[Data entries]
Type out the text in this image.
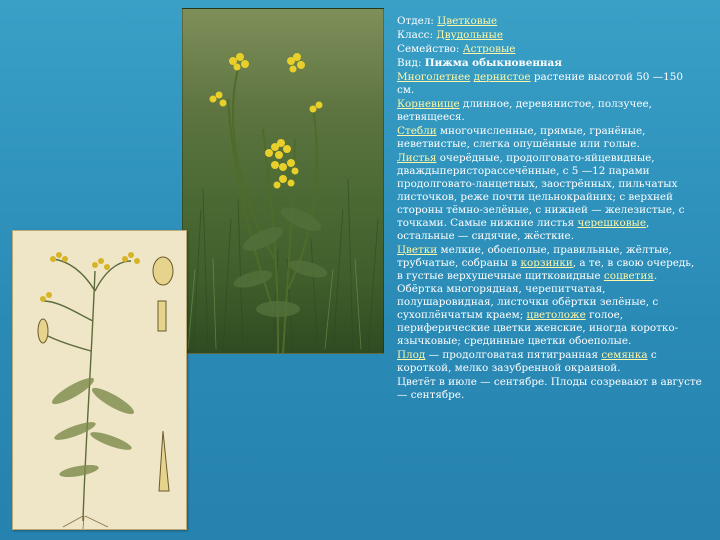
Отдел: Цветковые

Класс: Двудольные

Семейство: Астровые

Вид: Пижма обыкновенная

Многолетнее дернистое растение высотой 50 —150 см.

Корневище длинное, деревянистое, ползучее, ветвящееся.

Стебли многочисленные, прямые, гранёные, неветвистые, слегка опушённые или голые.

Листья очерёдные, продолговато-яйцевидные, дваждыперисторассечённые, с 5 —12 парами продолговато-ланцетных, заострённых, пильчатых листочков, реже почти цельнокрайних; с верхней стороны тёмно-зелёные, с нижней — железистые, с точками. Самые нижние листья черешковые, остальные — сидячие, жёсткие.

Цветки мелкие, обоеполые, правильные, жёлтые, трубчатые, собраны в корзинки, а те, в свою очередь, в густые верхушечные щитковидные соцветия. Обёртка многорядная, черепитчатая, полушаровидная, листочки обёртки зелёные, с сухоплёнчатым краем; цветоложе голое, периферические цветки женские, иногда короткоязычковые; срединные цветки обоеполые.

Плод — продолговатая пятигранная семянка с короткой, мелко зазубренной окраиной.

Цветёт в июле — сентябре. Плоды созревают в августе — сентябре.
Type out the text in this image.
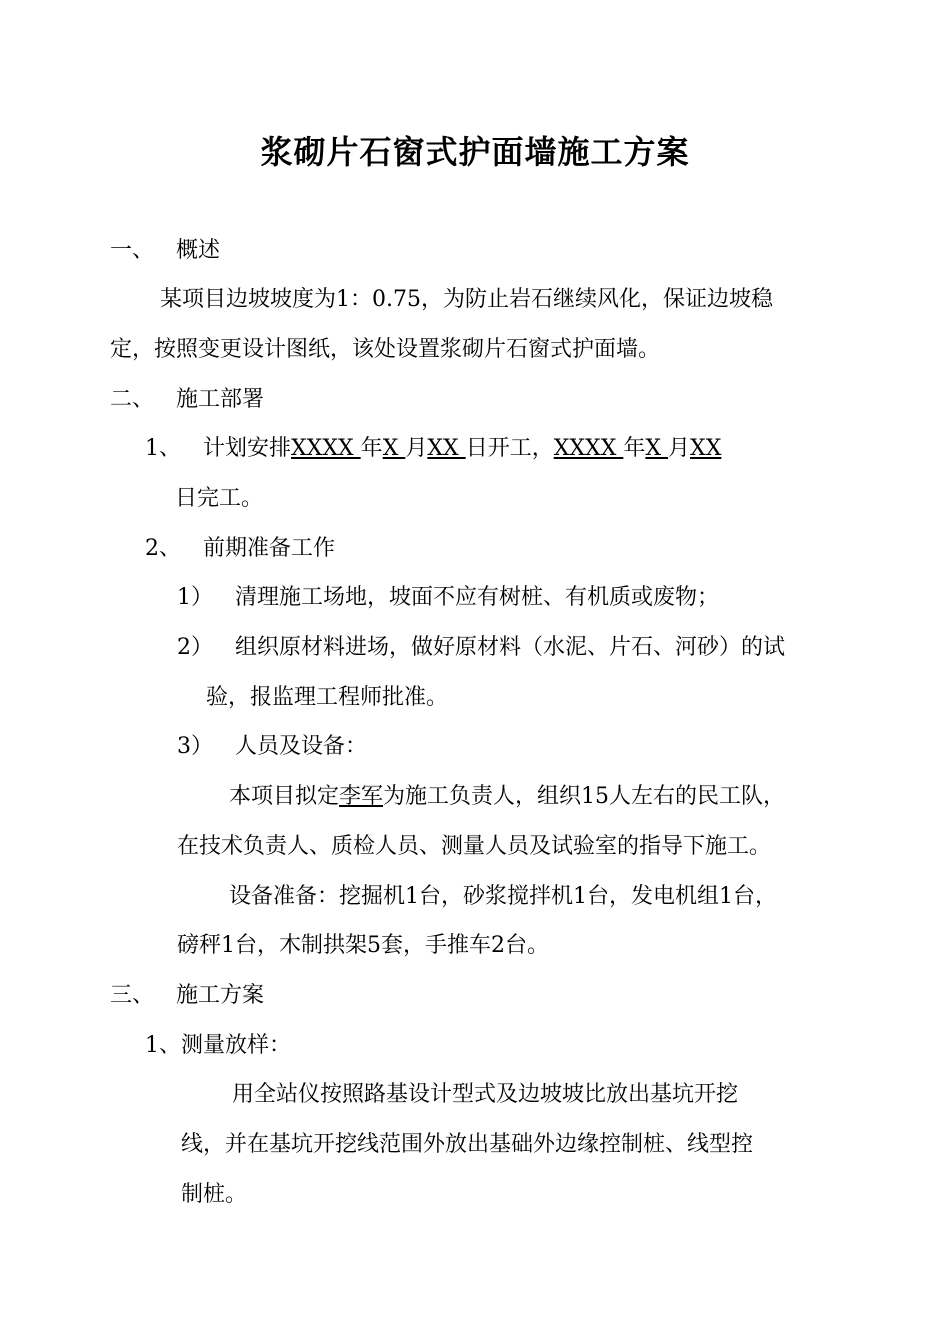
浆砌片石窗式护面墙施工方案
一、 概述
某项目边坡坡度为1：0.75，为防止岩石继续风化，保证边坡稳
定，按照变更设计图纸，该处设置浆砌片石窗式护面墙。
二、 施工部署
1、 计划安排XXXX 年X 月XX 日开工，XXXX 年X 月XX
日完工。
2、 前期准备工作
1） 清理施工场地，坡面不应有树桩、有机质或废物；
2） 组织原材料进场，做好原材料（水泥、片石、河砂）的试
验，报监理工程师批准。
3） 人员及设备：
本项目拟定李军为施工负责人，组织15人左右的民工队，
在技术负责人、质检人员、测量人员及试验室的指导下施工。
设备准备：挖掘机1台，砂浆搅拌机1台，发电机组1台，
磅秤1台，木制拱架5套，手推车2台。
三、 施工方案
1、测量放样：
用全站仪按照路基设计型式及边坡坡比放出基坑开挖
线，并在基坑开挖线范围外放出基础外边缘控制桩、线型控
制桩。
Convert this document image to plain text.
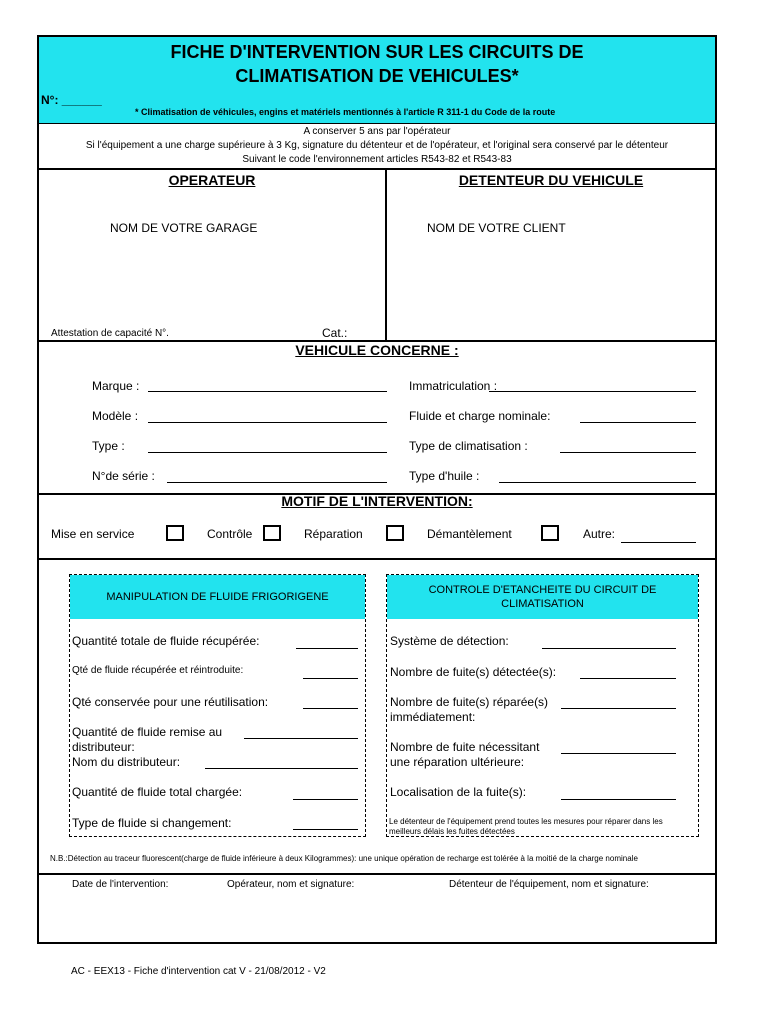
FICHE D'INTERVENTION SUR LES CIRCUITS DE
CLIMATISATION DE VEHICULES*
N°: ______
* Climatisation de véhicules, engins et matériels mentionnés à l'article R 311-1 du Code de la route
A conserver 5 ans par l'opérateur
Si l'équipement a une charge supérieure à 3 Kg, signature du détenteur et de l'opérateur, et l'original sera conservé par le détenteur
Suivant le code l'environnement articles R543-82 et R543-83
OPERATEUR	DETENTEUR DU VEHICULE
NOM DE VOTRE GARAGE	NOM DE VOTRE CLIENT
Attestation de capacité N°.	Cat.:
VEHICULE CONCERNE :
Marque :	Immatriculation :
Modèle :	Fluide et charge nominale:
Type :	Type de climatisation :
N°de série :	Type d'huile :
MOTIF DE L'INTERVENTION:
Mise en service	Contrôle	Réparation	Démantèlement	Autre:
MANIPULATION DE FLUIDE FRIGORIGENE
Quantité totale de fluide récupérée:
Qté de fluide récupérée et réintroduite:
Qté conservée pour une réutilisation:
Quantité de fluide remise au
distributeur:
Nom du distributeur:
Quantité de fluide total chargée:
Type de fluide si changement:
CONTROLE D'ETANCHEITE DU CIRCUIT DE
CLIMATISATION
Système de détection:
Nombre de fuite(s) détectée(s):
Nombre de fuite(s) réparée(s)
immédiatement:
Nombre de fuite nécessitant
une réparation ultérieure:
Localisation de la fuite(s):
Le détenteur de l'équipement prend toutes les mesures pour réparer dans les
meilleurs délais les fuites détectées
N.B.:Détection au traceur fluorescent(charge de fluide inférieure à deux Kilogrammes): une unique opération de recharge est tolérée à la moitié de la charge nominale
Date de l'intervention:	Opérateur, nom et signature:	Détenteur de l'équipement, nom et signature:
AC - EEX13 - Fiche d'intervention cat V - 21/08/2012 - V2
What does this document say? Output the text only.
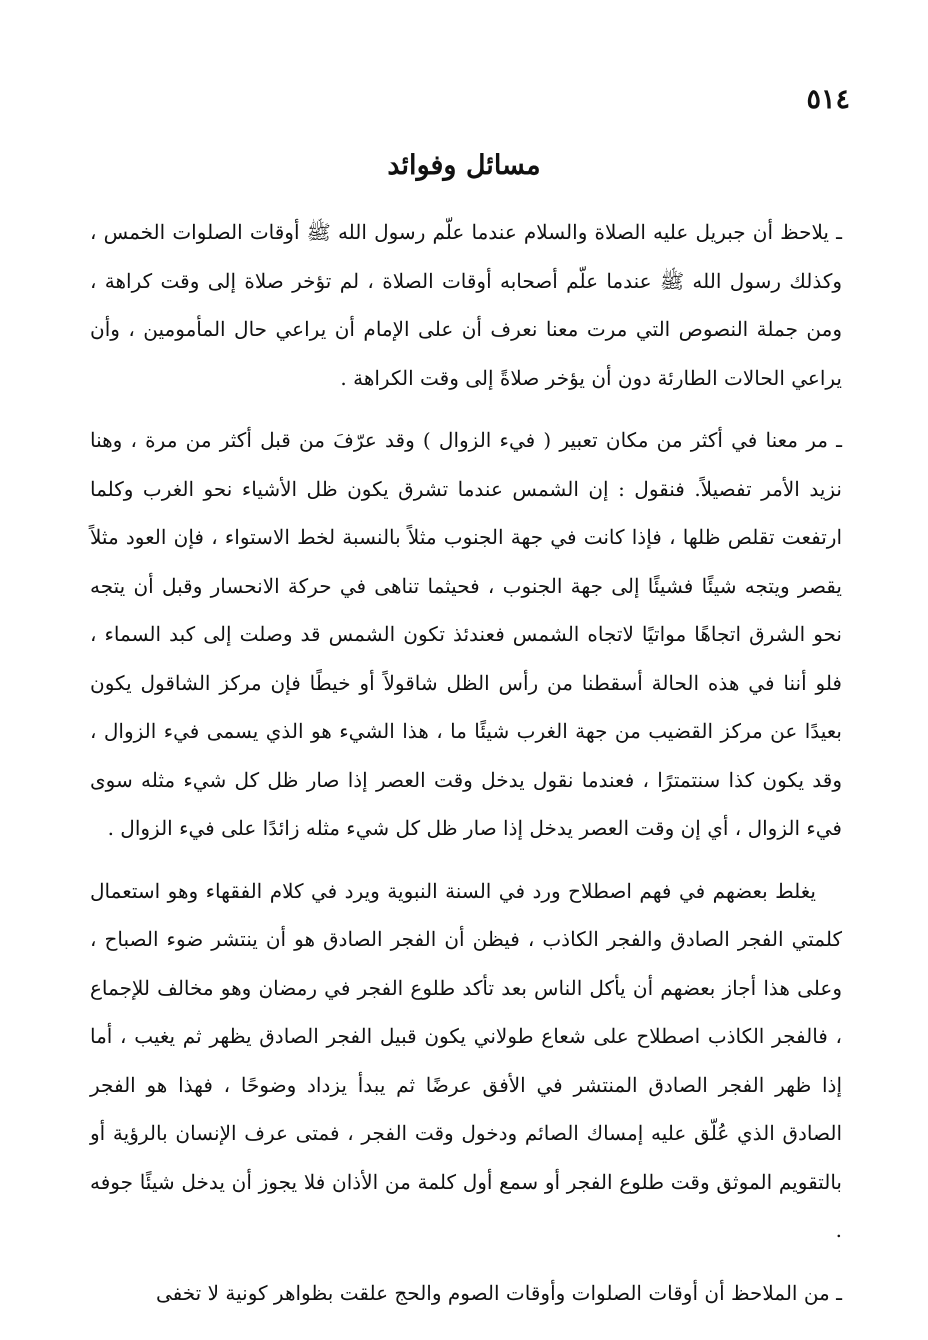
٥١٤
مسائل وفوائد

ـ يلاحظ أن جبريل عليه الصلاة والسلام عندما علّم رسول الله ﷺ أوقات الصلوات الخمس ، وكذلك رسول الله ﷺ عندما علّم أصحابه أوقات الصلاة ، لم تؤخر صلاة إلى وقت كراهة ، ومن جملة النصوص التي مرت معنا نعرف أن على الإمام أن يراعي حال المأمومين ، وأن يراعي الحالات الطارئة دون أن يؤخر صلاةً إلى وقت الكراهة .

ـ مر معنا في أكثر من مكان تعبير ( فيء الزوال ) وقد عرّفَ من قبل أكثر من مرة ، وهنا نزيد الأمر تفصيلاً. فنقول : إن الشمس عندما تشرق يكون ظل الأشياء نحو الغرب وكلما ارتفعت تقلص ظلها ، فإذا كانت في جهة الجنوب مثلاً بالنسبة لخط الاستواء ، فإن العود مثلاً يقصر ويتجه شيئًا فشيئًا إلى جهة الجنوب ، فحيثما تناهى في حركة الانحسار وقبل أن يتجه نحو الشرق اتجاهًا مواتيًا لاتجاه الشمس فعندئذ تكون الشمس قد وصلت إلى كبد السماء ، فلو أننا في هذه الحالة أسقطنا من رأس الظل شاقولاً أو خيطًا فإن مركز الشاقول يكون بعيدًا عن مركز القضيب من جهة الغرب شيئًا ما ، هذا الشيء هو الذي يسمى فيء الزوال ، وقد يكون كذا سنتمترًا ، فعندما نقول يدخل وقت العصر إذا صار ظل كل شيء مثله سوى فيء الزوال ، أي إن وقت العصر يدخل إذا صار ظل كل شيء مثله زائدًا على فيء الزوال .

يغلط بعضهم في فهم اصطلاح ورد في السنة النبوية ويرد في كلام الفقهاء وهو استعمال كلمتي الفجر الصادق والفجر الكاذب ، فيظن أن الفجر الصادق هو أن ينتشر ضوء الصباح ، وعلى هذا أجاز بعضهم أن يأكل الناس بعد تأكد طلوع الفجر في رمضان وهو مخالف للإجماع ، فالفجر الكاذب اصطلاح على شعاع طولاني يكون قبيل الفجر الصادق يظهر ثم يغيب ، أما إذا ظهر الفجر الصادق المنتشر في الأفق عرضًا ثم يبدأ يزداد وضوحًا ، فهذا هو الفجر الصادق الذي عُلّق عليه إمساك الصائم ودخول وقت الفجر ، فمتى عرف الإنسان بالرؤية أو بالتقويم الموثق وقت طلوع الفجر أو سمع أول كلمة من الأذان فلا يجوز أن يدخل شيئًا جوفه .

ـ من الملاحظ أن أوقات الصلوات وأوقات الصوم والحج علقت بظواهر كونية لا تخفى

WORK TO BE COMPLETED
Repeat the data exactly in full, omitting its pictures.

RESPONSE FOR THIS EXERCISE
Type out the text in this image.
Отдел: Цветковые

Класс: Двудольные

Семейство: Астровые

Вид: Пижма обыкновенная

Многолетнее дернистое растение высотой 50 —150 см.

Корневище длинное, деревянистое, ползучее, ветвящееся.

Стебли многочисленные, прямые, гранёные, неветвистые, слегка опушённые или голые.

Листья очерёдные, продолговато-яйцевидные, дваждыперисторассечённые, с 5 —12 парами продолговато-ланцетных, заострённых, пильчатых листочков, реже почти цельнокрайних; с верхней стороны тёмно-зелёные, с нижней — железистые, с точками. Самые нижние листья черешковые, остальные — сидячие, жёсткие.

Цветки мелкие, обоеполые, правильные, жёлтые, трубчатые, собраны в корзинки, а те, в свою очередь, в густые верхушечные щитковидные соцветия. Обёртка многорядная, черепитчатая, полушаровидная, листочки обёртки зелёные, с сухоплёнчатым краем; цветоложе голое, периферические цветки женские, иногда короткоязычковые; срединные цветки обоеполые.

Плод — продолговатая пятигранная семянка с короткой, мелко зазубренной окраиной.

Цветёт в июле — сентябре. Плоды созревают в августе — сентябре.
Type out the text in this image.
浆砌片石窗式护面墙施工方案
一、 概述
某项目边坡坡度为1：0.75，为防止岩石继续风化，保证边坡稳
定，按照变更设计图纸，该处设置浆砌片石窗式护面墙。
二、 施工部署
1、 计划安排XXXX 年X 月XX 日开工，XXXX 年X 月XX
日完工。
2、 前期准备工作
1） 清理施工场地，坡面不应有树桩、有机质或废物；
2） 组织原材料进场，做好原材料（水泥、片石、河砂）的试
验，报监理工程师批准。
3） 人员及设备：
本项目拟定李军为施工负责人，组织15人左右的民工队，
在技术负责人、质检人员、测量人员及试验室的指导下施工。
设备准备：挖掘机1台，砂浆搅拌机1台，发电机组1台，
磅秤1台，木制拱架5套，手推车2台。
三、 施工方案
1、测量放样：
用全站仪按照路基设计型式及边坡坡比放出基坑开挖
线，并在基坑开挖线范围外放出基础外边缘控制桩、线型控
制桩。
Convert this document image to plain text.
FICHE D'INTERVENTION SUR LES CIRCUITS DE
CLIMATISATION DE VEHICULES*
N°: ______
* Climatisation de véhicules, engins et matériels mentionnés à l'article R 311-1 du Code de la route
A conserver 5 ans par l'opérateur
Si l'équipement a une charge supérieure à 3 Kg, signature du détenteur et de l'opérateur, et l'original sera conservé par le détenteur
Suivant le code l'environnement articles R543-82 et R543-83
OPERATEUR	DETENTEUR DU VEHICULE
NOM DE VOTRE GARAGE	NOM DE VOTRE CLIENT
Attestation de capacité N°.	Cat.:
VEHICULE CONCERNE :
Marque :	Immatriculation :
Modèle :	Fluide et charge nominale:
Type :	Type de climatisation :
N°de série :	Type d'huile :
MOTIF DE L'INTERVENTION:
Mise en service	Contrôle	Réparation	Démantèlement	Autre:
MANIPULATION DE FLUIDE FRIGORIGENE
Quantité totale de fluide récupérée:
Qté de fluide récupérée et réintroduite:
Qté conservée pour une réutilisation:
Quantité de fluide remise au
distributeur:
Nom du distributeur:
Quantité de fluide total chargée:
Type de fluide si changement:
CONTROLE D'ETANCHEITE DU CIRCUIT DE
CLIMATISATION
Système de détection:
Nombre de fuite(s) détectée(s):
Nombre de fuite(s) réparée(s)
immédiatement:
Nombre de fuite nécessitant
une réparation ultérieure:
Localisation de la fuite(s):
Le détenteur de l'équipement prend toutes les mesures pour réparer dans les
meilleurs délais les fuites détectées
N.B.:Détection au traceur fluorescent(charge de fluide inférieure à deux Kilogrammes): une unique opération de recharge est tolérée à la moitié de la charge nominale
Date de l'intervention:	Opérateur, nom et signature:	Détenteur de l'équipement, nom et signature:
AC - EEX13 - Fiche d'intervention cat V - 21/08/2012 - V2
What does this document say? Output the text only.
٥١٤
مسائل وفوائد

ـ يلاحظ أن جبريل عليه الصلاة والسلام عندما علّم رسول الله ﷺ أوقات الصلوات الخمس ، وكذلك رسول الله ﷺ عندما علّم أصحابه أوقات الصلاة ، لم تؤخر صلاة إلى وقت كراهة ، ومن جملة النصوص التي مرت معنا نعرف أن على الإمام أن يراعي حال المأمومين ، وأن يراعي الحالات الطارئة دون أن يؤخر صلاةً إلى وقت الكراهة .

ـ مر معنا في أكثر من مكان تعبير ( فيء الزوال ) وقد عرّفَ من قبل أكثر من مرة ، وهنا نزيد الأمر تفصيلاً. فنقول : إن الشمس عندما تشرق يكون ظل الأشياء نحو الغرب وكلما ارتفعت تقلص ظلها ، فإذا كانت في جهة الجنوب مثلاً بالنسبة لخط الاستواء ، فإن العود مثلاً يقصر ويتجه شيئًا فشيئًا إلى جهة الجنوب ، فحيثما تناهى في حركة الانحسار وقبل أن يتجه نحو الشرق اتجاهًا مواتيًا لاتجاه الشمس فعندئذ تكون الشمس قد وصلت إلى كبد السماء ، فلو أننا في هذه الحالة أسقطنا من رأس الظل شاقولاً أو خيطًا فإن مركز الشاقول يكون بعيدًا عن مركز القضيب من جهة الغرب شيئًا ما ، هذا الشيء هو الذي يسمى فيء الزوال ، وقد يكون كذا سنتمترًا ، فعندما نقول يدخل وقت العصر إذا صار ظل كل شيء مثله سوى فيء الزوال ، أي إن وقت العصر يدخل إذا صار ظل كل شيء مثله زائدًا على فيء الزوال .

يغلط بعضهم في فهم اصطلاح ورد في السنة النبوية ويرد في كلام الفقهاء وهو استعمال كلمتي الفجر الصادق والفجر الكاذب ، فيظن أن الفجر الصادق هو أن ينتشر ضوء الصباح ، وعلى هذا أجاز بعضهم أن يأكل الناس بعد تأكد طلوع الفجر في رمضان وهو مخالف للإجماع ، فالفجر الكاذب اصطلاح على شعاع طولاني يكون قبيل الفجر الصادق يظهر ثم يغيب ، أما إذا ظهر الفجر الصادق المنتشر في الأفق عرضًا ثم يبدأ يزداد وضوحًا ، فهذا هو الفجر الصادق الذي عُلّق عليه إمساك الصائم ودخول وقت الفجر ، فمتى عرف الإنسان بالرؤية أو بالتقويم الموثق وقت طلوع الفجر أو سمع أول كلمة من الأذان فلا يجوز أن يدخل شيئًا جوفه .

ـ من الملاحظ أن أوقات الصلوات وأوقات الصوم والحج علقت بظواهر كونية لا تخفى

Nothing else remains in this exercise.